>> START DATA SHOWN

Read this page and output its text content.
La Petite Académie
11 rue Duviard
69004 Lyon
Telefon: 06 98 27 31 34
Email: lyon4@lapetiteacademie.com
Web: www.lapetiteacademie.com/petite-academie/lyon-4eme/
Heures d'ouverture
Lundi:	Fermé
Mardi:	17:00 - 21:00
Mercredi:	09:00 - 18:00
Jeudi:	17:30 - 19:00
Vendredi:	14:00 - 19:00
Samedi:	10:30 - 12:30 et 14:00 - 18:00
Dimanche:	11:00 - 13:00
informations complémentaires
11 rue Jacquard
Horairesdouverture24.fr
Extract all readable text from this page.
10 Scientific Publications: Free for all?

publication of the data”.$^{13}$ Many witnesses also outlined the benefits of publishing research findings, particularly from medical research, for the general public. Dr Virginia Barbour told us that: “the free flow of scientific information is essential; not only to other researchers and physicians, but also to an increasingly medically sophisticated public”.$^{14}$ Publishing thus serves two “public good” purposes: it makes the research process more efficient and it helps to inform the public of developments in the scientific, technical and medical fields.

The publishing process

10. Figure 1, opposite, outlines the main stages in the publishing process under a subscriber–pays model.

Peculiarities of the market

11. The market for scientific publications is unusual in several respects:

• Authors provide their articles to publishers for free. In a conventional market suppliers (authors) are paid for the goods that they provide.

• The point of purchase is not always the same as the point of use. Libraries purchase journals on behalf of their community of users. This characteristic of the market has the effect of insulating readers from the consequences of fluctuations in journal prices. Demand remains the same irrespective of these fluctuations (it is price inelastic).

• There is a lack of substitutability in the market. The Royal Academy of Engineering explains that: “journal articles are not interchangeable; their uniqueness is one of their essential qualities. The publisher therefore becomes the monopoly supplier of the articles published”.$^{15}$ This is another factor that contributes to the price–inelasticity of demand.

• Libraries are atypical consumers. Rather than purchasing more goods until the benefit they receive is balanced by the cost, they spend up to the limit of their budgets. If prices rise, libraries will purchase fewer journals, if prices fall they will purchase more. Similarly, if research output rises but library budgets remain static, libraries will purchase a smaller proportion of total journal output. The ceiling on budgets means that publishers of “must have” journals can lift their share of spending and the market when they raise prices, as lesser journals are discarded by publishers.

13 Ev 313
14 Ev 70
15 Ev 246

>> END DATA SHOWN

- GIVEN EXERCISE -
Can you give every line above again, exactly as written?

- THE REPLY -
Read this page and output its text content.
La Petite Académie
11 rue Duviard
69004 Lyon
Telefon: 06 98 27 31 34
Email: lyon4@lapetiteacademie.com
Web: www.lapetiteacademie.com/petite-academie/lyon-4eme/
Heures d'ouverture
Lundi:	Fermé
Mardi:	17:00 - 21:00
Mercredi:	09:00 - 18:00
Jeudi:	17:30 - 19:00
Vendredi:	14:00 - 19:00
Samedi:	10:30 - 12:30 et 14:00 - 18:00
Dimanche:	11:00 - 13:00
informations complémentaires
11 rue Jacquard
Horairesdouverture24.fr
Extract all readable text from this page.
10 Scientific Publications: Free for all?

publication of the data”.$^{13}$ Many witnesses also outlined the benefits of publishing research findings, particularly from medical research, for the general public. Dr Virginia Barbour told us that: “the free flow of scientific information is essential; not only to other researchers and physicians, but also to an increasingly medically sophisticated public”.$^{14}$ Publishing thus serves two “public good” purposes: it makes the research process more efficient and it helps to inform the public of developments in the scientific, technical and medical fields.

The publishing process

10. Figure 1, opposite, outlines the main stages in the publishing process under a subscriber–pays model.

Peculiarities of the market

11. The market for scientific publications is unusual in several respects:

• Authors provide their articles to publishers for free. In a conventional market suppliers (authors) are paid for the goods that they provide.

• The point of purchase is not always the same as the point of use. Libraries purchase journals on behalf of their community of users. This characteristic of the market has the effect of insulating readers from the consequences of fluctuations in journal prices. Demand remains the same irrespective of these fluctuations (it is price inelastic).

• There is a lack of substitutability in the market. The Royal Academy of Engineering explains that: “journal articles are not interchangeable; their uniqueness is one of their essential qualities. The publisher therefore becomes the monopoly supplier of the articles published”.$^{15}$ This is another factor that contributes to the price–inelasticity of demand.

• Libraries are atypical consumers. Rather than purchasing more goods until the benefit they receive is balanced by the cost, they spend up to the limit of their budgets. If prices rise, libraries will purchase fewer journals, if prices fall they will purchase more. Similarly, if research output rises but library budgets remain static, libraries will purchase a smaller proportion of total journal output. The ceiling on budgets means that publishers of “must have” journals can lift their share of spending and the market when they raise prices, as lesser journals are discarded by publishers.

13 Ev 313
14 Ev 70
15 Ev 246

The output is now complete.